§ Work to complete: Please set down all the lines beneath this one exactly, without the pictures.

§ Information shown:
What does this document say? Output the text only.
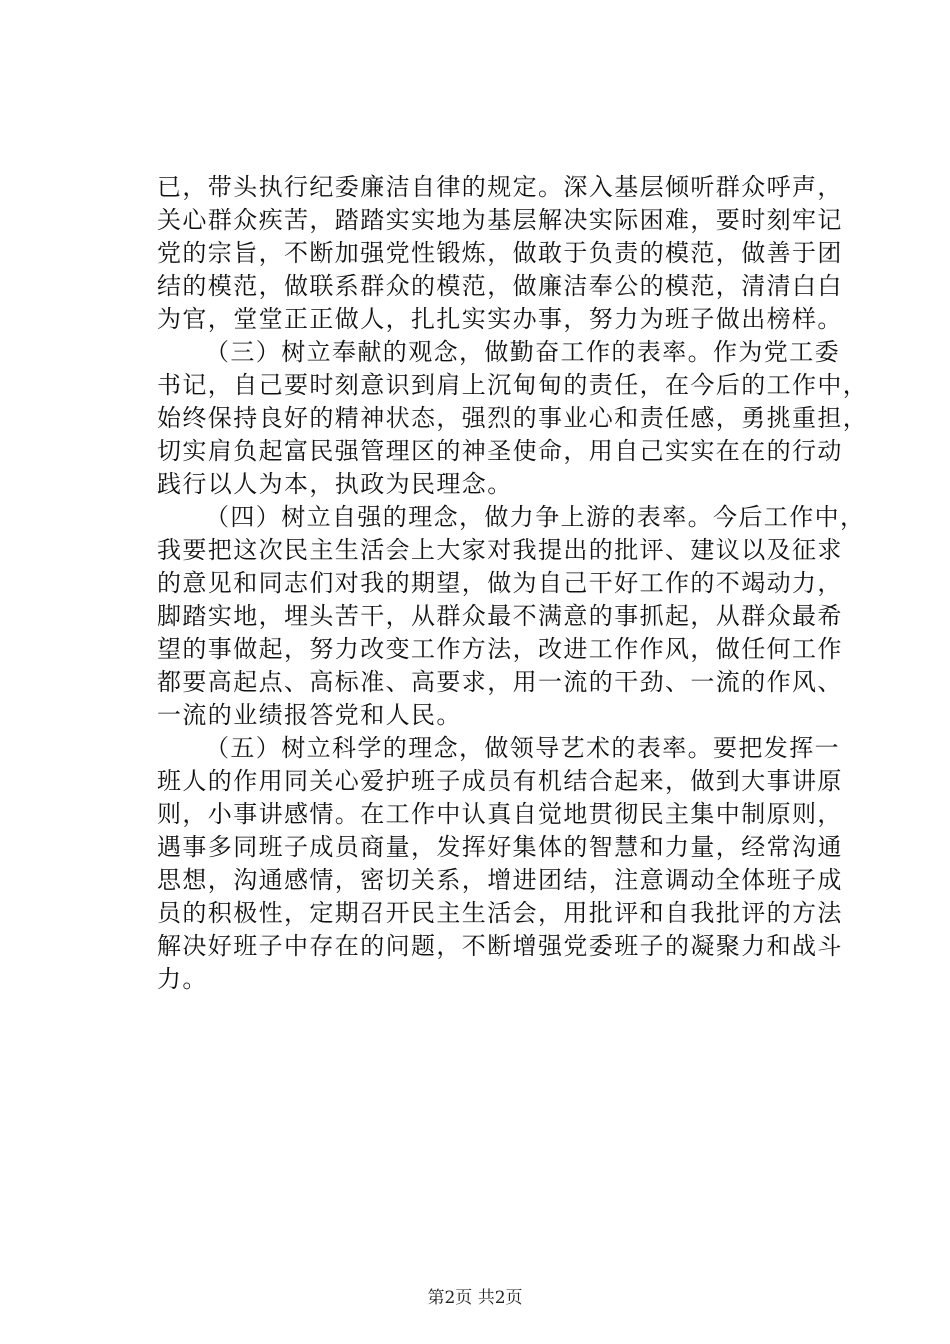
已，带头执行纪委廉洁自律的规定。深入基层倾听群众呼声，
关心群众疾苦，踏踏实实地为基层解决实际困难，要时刻牢记
党的宗旨，不断加强党性锻炼，做敢于负责的模范，做善于团
结的模范，做联系群众的模范，做廉洁奉公的模范，清清白白
为官，堂堂正正做人，扎扎实实办事，努力为班子做出榜样。
（三）树立奉献的观念，做勤奋工作的表率。作为党工委
书记，自己要时刻意识到肩上沉甸甸的责任，在今后的工作中，
始终保持良好的精神状态，强烈的事业心和责任感，勇挑重担，
切实肩负起富民强管理区的神圣使命，用自己实实在在的行动
践行以人为本，执政为民理念。
（四）树立自强的理念，做力争上游的表率。今后工作中，
我要把这次民主生活会上大家对我提出的批评、建议以及征求
的意见和同志们对我的期望，做为自己干好工作的不竭动力，
脚踏实地，埋头苦干，从群众最不满意的事抓起，从群众最希
望的事做起，努力改变工作方法，改进工作作风，做任何工作
都要高起点、高标准、高要求，用一流的干劲、一流的作风、
一流的业绩报答党和人民。
（五）树立科学的理念，做领导艺术的表率。要把发挥一
班人的作用同关心爱护班子成员有机结合起来，做到大事讲原
则，小事讲感情。在工作中认真自觉地贯彻民主集中制原则，
遇事多同班子成员商量，发挥好集体的智慧和力量，经常沟通
思想，沟通感情，密切关系，增进团结，注意调动全体班子成
员的积极性，定期召开民主生活会，用批评和自我批评的方法
解决好班子中存在的问题，不断增强党委班子的凝聚力和战斗
力。
第2页 共2页
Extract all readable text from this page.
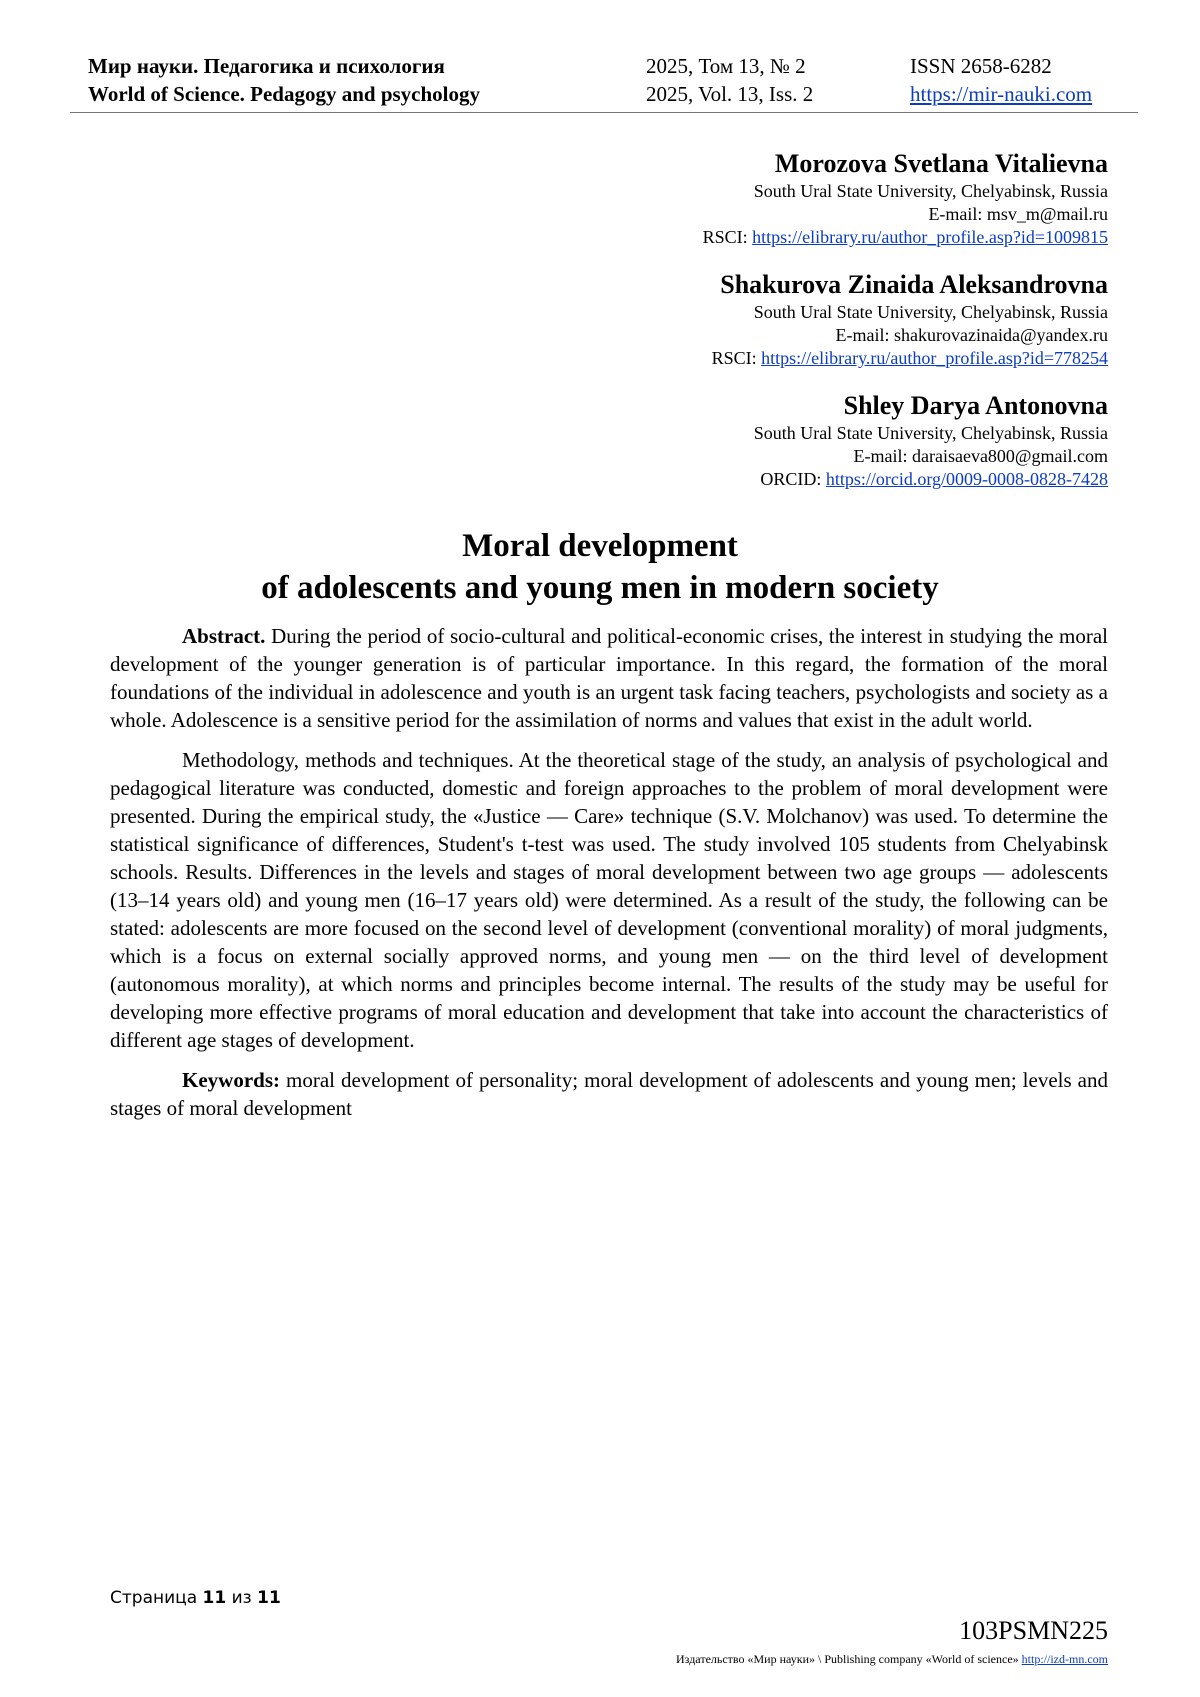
Мир науки. Педагогика и психология
World of Science. Pedagogy and psychology
2025, Том 13, № 2
2025, Vol. 13, Iss. 2
ISSN 2658-6282
https://mir-nauki.com
Morozova Svetlana Vitalievna
South Ural State University, Chelyabinsk, Russia
E-mail: msv_m@mail.ru
RSCI: https://elibrary.ru/author_profile.asp?id=1009815
Shakurova Zinaida Aleksandrovna
South Ural State University, Chelyabinsk, Russia
E-mail: shakurovazinaida@yandex.ru
RSCI: https://elibrary.ru/author_profile.asp?id=778254
Shley Darya Antonovna
South Ural State University, Chelyabinsk, Russia
E-mail: daraisaeva800@gmail.com
ORCID: https://orcid.org/0009-0008-0828-7428
Moral development
of adolescents and young men in modern society

Abstract. During the period of socio-cultural and political-economic crises, the interest in studying the moral development of the younger generation is of particular importance. In this regard, the formation of the moral foundations of the individual in adolescence and youth is an urgent task facing teachers, psychologists and society as a whole. Adolescence is a sensitive period for the assimilation of norms and values that exist in the adult world.

Methodology, methods and techniques. At the theoretical stage of the study, an analysis of psychological and pedagogical literature was conducted, domestic and foreign approaches to the problem of moral development were presented. During the empirical study, the «Justice — Care» technique (S.V. Molchanov) was used. To determine the statistical significance of differences, Student's t-test was used. The study involved 105 students from Chelyabinsk schools. Results. Differences in the levels and stages of moral development between two age groups — adolescents (13–14 years old) and young men (16–17 years old) were determined. As a result of the study, the following can be stated: adolescents are more focused on the second level of development (conventional morality) of moral judgments, which is a focus on external socially approved norms, and young men — on the third level of development (autonomous morality), at which norms and principles become internal. The results of the study may be useful for developing more effective programs of moral education and development that take into account the characteristics of different age stages of development.

Keywords: moral development of personality; moral development of adolescents and young men; levels and stages of moral development

Страница 11 из 11
103PSMN225
Издательство «Мир науки» \ Publishing company «World of science» http://izd-mn.com
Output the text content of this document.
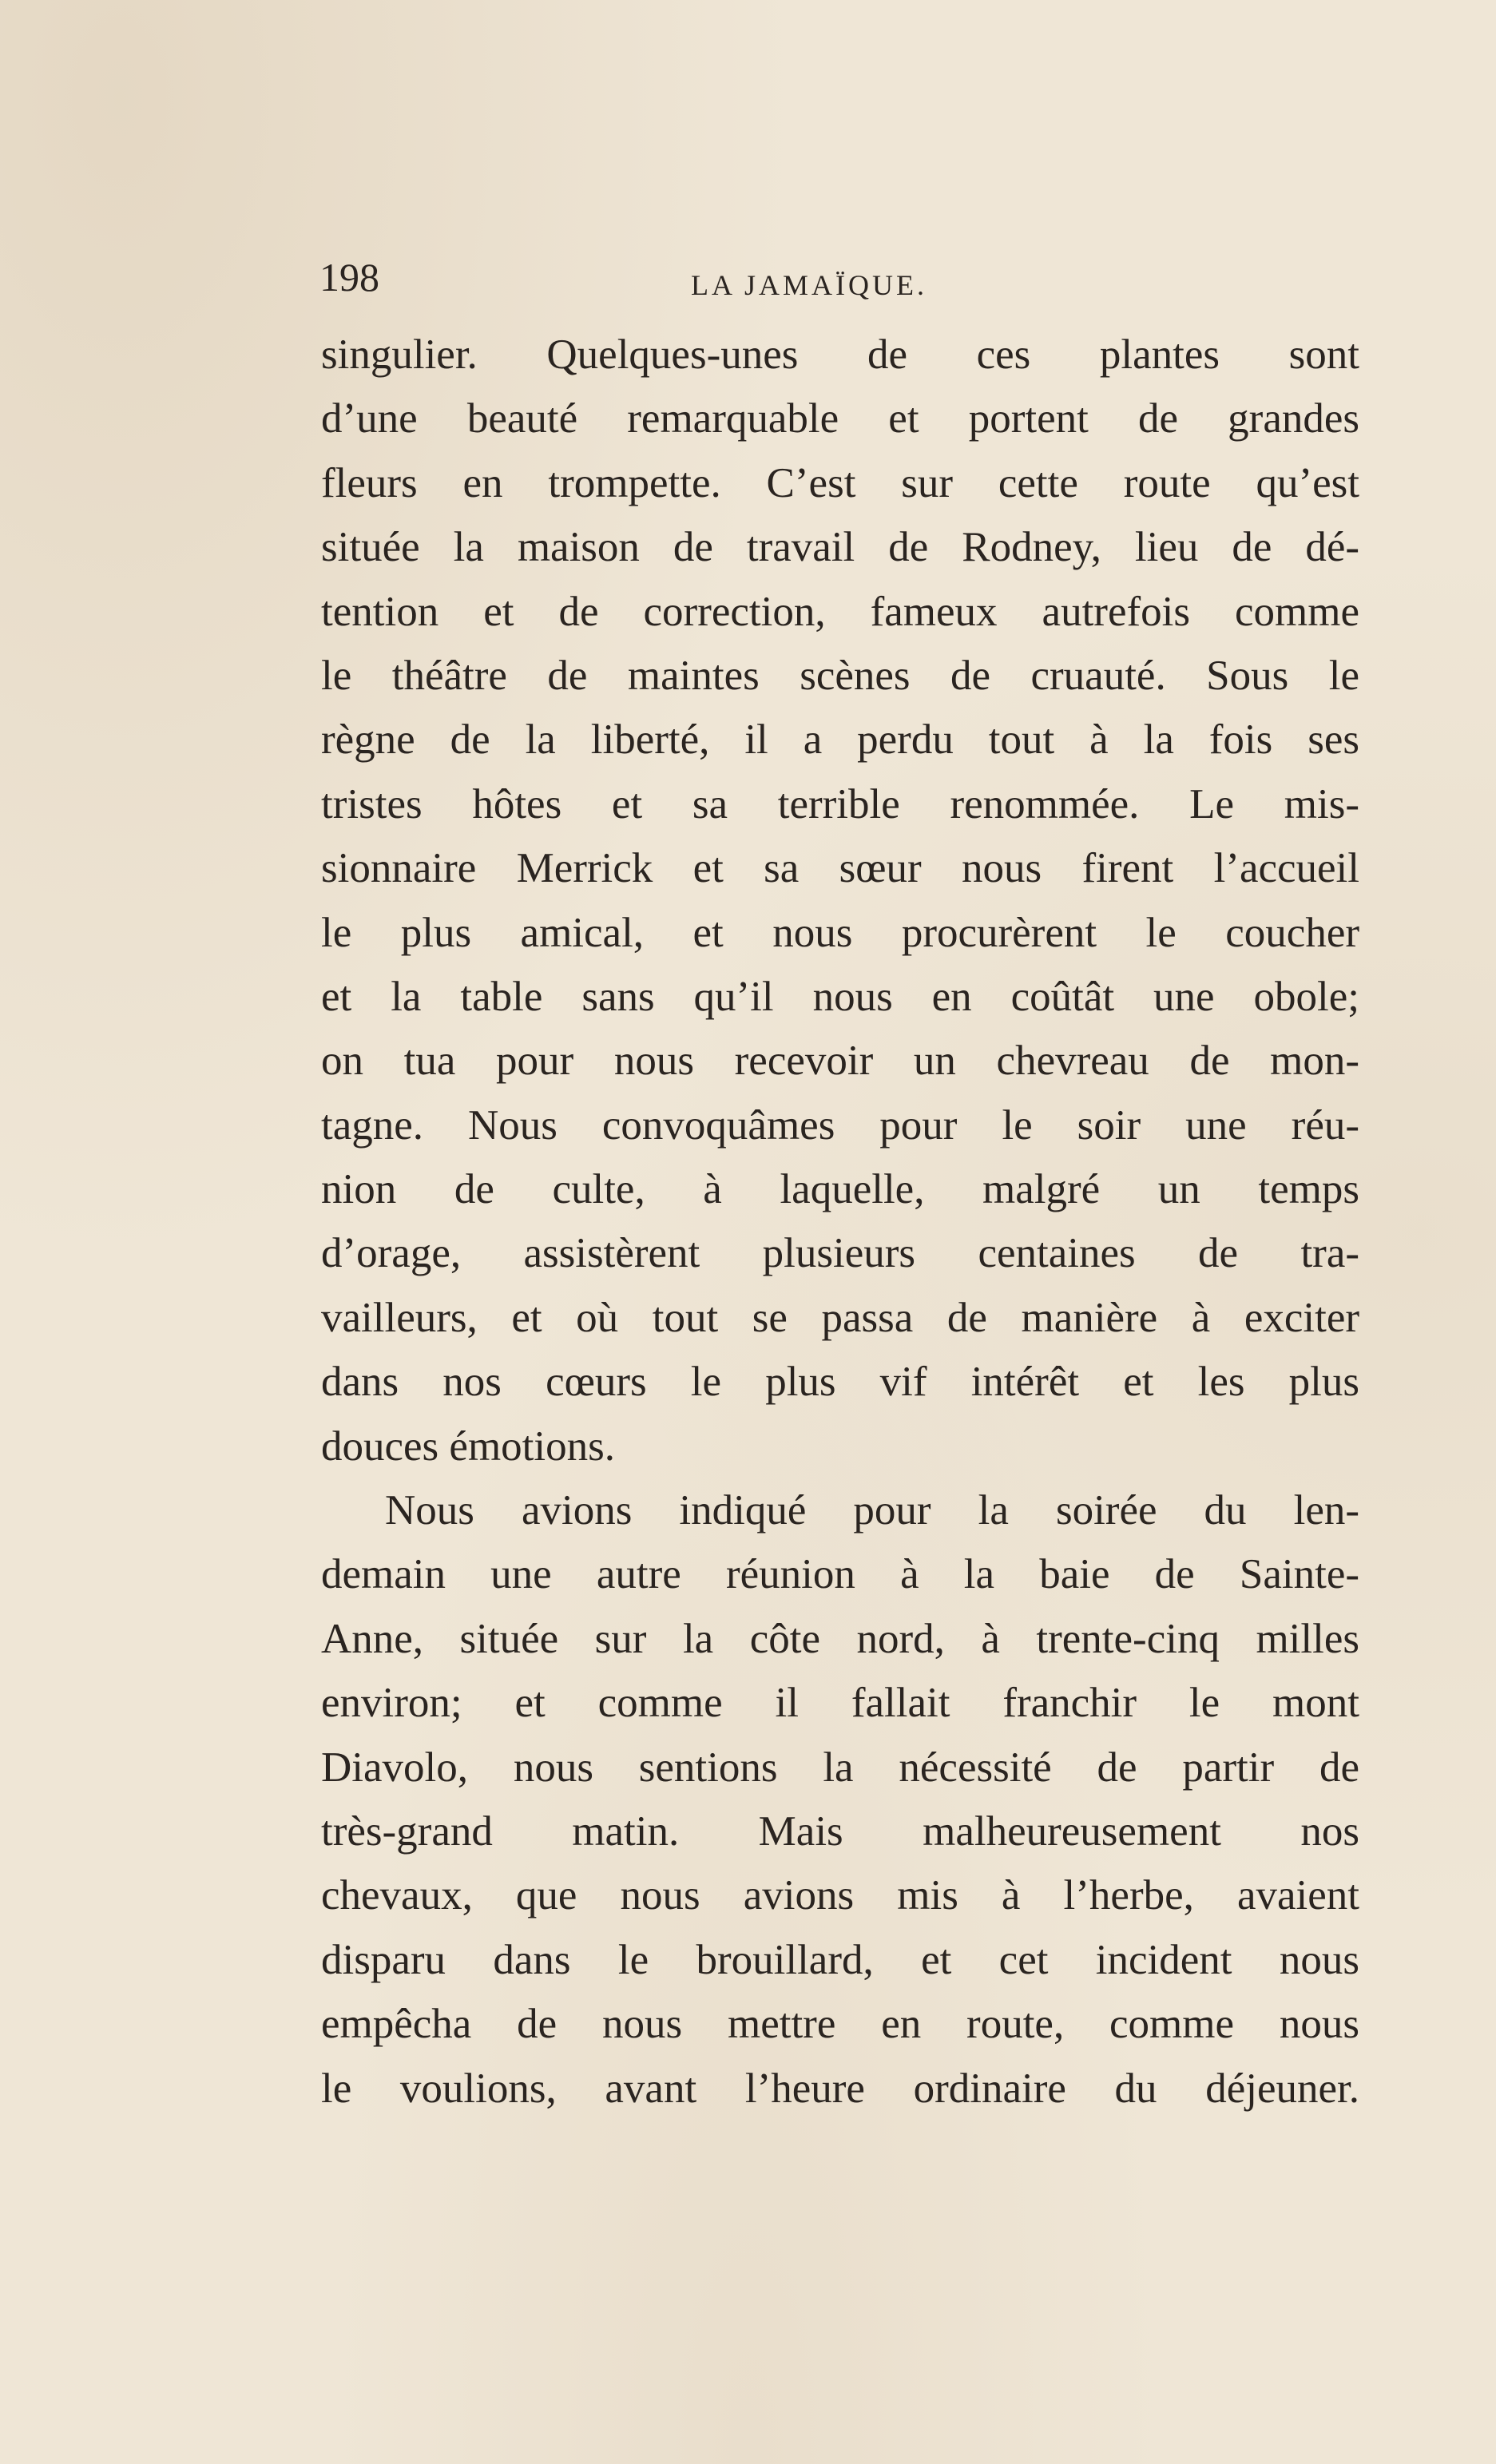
198	LA JAMAÏQUE.
singulier. Quelques-unes de ces plantes sont
d’une beauté remarquable et portent de grandes
fleurs en trompette. C’est sur cette route qu’est
située la maison de travail de Rodney, lieu de dé-
tention et de correction, fameux autrefois comme
le théâtre de maintes scènes de cruauté. Sous le
règne de la liberté, il a perdu tout à la fois ses
tristes hôtes et sa terrible renommée. Le mis-
sionnaire Merrick et sa sœur nous firent l’accueil
le plus amical, et nous procurèrent le coucher
et la table sans qu’il nous en coûtât une obole;
on tua pour nous recevoir un chevreau de mon-
tagne. Nous convoquâmes pour le soir une réu-
nion de culte, à laquelle, malgré un temps
d’orage, assistèrent plusieurs centaines de tra-
vailleurs, et où tout se passa de manière à exciter
dans nos cœurs le plus vif intérêt et les plus
douces émotions.
Nous avions indiqué pour la soirée du len-
demain une autre réunion à la baie de Sainte-
Anne, située sur la côte nord, à trente-cinq milles
environ; et comme il fallait franchir le mont
Diavolo, nous sentions la nécessité de partir de
très-grand matin. Mais malheureusement nos
chevaux, que nous avions mis à l’herbe, avaient
disparu dans le brouillard, et cet incident nous
empêcha de nous mettre en route, comme nous
le voulions, avant l’heure ordinaire du déjeuner.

§ Finished answer:
What does this document say? Output the text only.
已，带头执行纪委廉洁自律的规定。深入基层倾听群众呼声，
关心群众疾苦，踏踏实实地为基层解决实际困难，要时刻牢记
党的宗旨，不断加强党性锻炼，做敢于负责的模范，做善于团
结的模范，做联系群众的模范，做廉洁奉公的模范，清清白白
为官，堂堂正正做人，扎扎实实办事，努力为班子做出榜样。
（三）树立奉献的观念，做勤奋工作的表率。作为党工委
书记，自己要时刻意识到肩上沉甸甸的责任，在今后的工作中，
始终保持良好的精神状态，强烈的事业心和责任感，勇挑重担，
切实肩负起富民强管理区的神圣使命，用自己实实在在的行动
践行以人为本，执政为民理念。
（四）树立自强的理念，做力争上游的表率。今后工作中，
我要把这次民主生活会上大家对我提出的批评、建议以及征求
的意见和同志们对我的期望，做为自己干好工作的不竭动力，
脚踏实地，埋头苦干，从群众最不满意的事抓起，从群众最希
望的事做起，努力改变工作方法，改进工作作风，做任何工作
都要高起点、高标准、高要求，用一流的干劲、一流的作风、
一流的业绩报答党和人民。
（五）树立科学的理念，做领导艺术的表率。要把发挥一
班人的作用同关心爱护班子成员有机结合起来，做到大事讲原
则，小事讲感情。在工作中认真自觉地贯彻民主集中制原则，
遇事多同班子成员商量，发挥好集体的智慧和力量，经常沟通
思想，沟通感情，密切关系，增进团结，注意调动全体班子成
员的积极性，定期召开民主生活会，用批评和自我批评的方法
解决好班子中存在的问题，不断增强党委班子的凝聚力和战斗
力。
第2页 共2页
Extract all readable text from this page.
Мир науки. Педагогика и психология
World of Science. Pedagogy and psychology
2025, Том 13, № 2
2025, Vol. 13, Iss. 2
ISSN 2658-6282
https://mir-nauki.com
Morozova Svetlana Vitalievna
South Ural State University, Chelyabinsk, Russia
E-mail: msv_m@mail.ru
RSCI: https://elibrary.ru/author_profile.asp?id=1009815
Shakurova Zinaida Aleksandrovna
South Ural State University, Chelyabinsk, Russia
E-mail: shakurovazinaida@yandex.ru
RSCI: https://elibrary.ru/author_profile.asp?id=778254
Shley Darya Antonovna
South Ural State University, Chelyabinsk, Russia
E-mail: daraisaeva800@gmail.com
ORCID: https://orcid.org/0009-0008-0828-7428
Moral development
of adolescents and young men in modern society

Abstract. During the period of socio-cultural and political-economic crises, the interest in studying the moral development of the younger generation is of particular importance. In this regard, the formation of the moral foundations of the individual in adolescence and youth is an urgent task facing teachers, psychologists and society as a whole. Adolescence is a sensitive period for the assimilation of norms and values that exist in the adult world.

Methodology, methods and techniques. At the theoretical stage of the study, an analysis of psychological and pedagogical literature was conducted, domestic and foreign approaches to the problem of moral development were presented. During the empirical study, the «Justice — Care» technique (S.V. Molchanov) was used. To determine the statistical significance of differences, Student's t-test was used. The study involved 105 students from Chelyabinsk schools. Results. Differences in the levels and stages of moral development between two age groups — adolescents (13–14 years old) and young men (16–17 years old) were determined. As a result of the study, the following can be stated: adolescents are more focused on the second level of development (conventional morality) of moral judgments, which is a focus on external socially approved norms, and young men — on the third level of development (autonomous morality), at which norms and principles become internal. The results of the study may be useful for developing more effective programs of moral education and development that take into account the characteristics of different age stages of development.

Keywords: moral development of personality; moral development of adolescents and young men; levels and stages of moral development

Страница 11 из 11
103PSMN225
Издательство «Мир науки» \ Publishing company «World of science» http://izd-mn.com
Output the text content of this document.
198	LA JAMAÏQUE.
singulier. Quelques-unes de ces plantes sont
d’une beauté remarquable et portent de grandes
fleurs en trompette. C’est sur cette route qu’est
située la maison de travail de Rodney, lieu de dé-
tention et de correction, fameux autrefois comme
le théâtre de maintes scènes de cruauté. Sous le
règne de la liberté, il a perdu tout à la fois ses
tristes hôtes et sa terrible renommée. Le mis-
sionnaire Merrick et sa sœur nous firent l’accueil
le plus amical, et nous procurèrent le coucher
et la table sans qu’il nous en coûtât une obole;
on tua pour nous recevoir un chevreau de mon-
tagne. Nous convoquâmes pour le soir une réu-
nion de culte, à laquelle, malgré un temps
d’orage, assistèrent plusieurs centaines de tra-
vailleurs, et où tout se passa de manière à exciter
dans nos cœurs le plus vif intérêt et les plus
douces émotions.
Nous avions indiqué pour la soirée du len-
demain une autre réunion à la baie de Sainte-
Anne, située sur la côte nord, à trente-cinq milles
environ; et comme il fallait franchir le mont
Diavolo, nous sentions la nécessité de partir de
très-grand matin. Mais malheureusement nos
chevaux, que nous avions mis à l’herbe, avaient
disparu dans le brouillard, et cet incident nous
empêcha de nous mettre en route, comme nous
le voulions, avant l’heure ordinaire du déjeuner.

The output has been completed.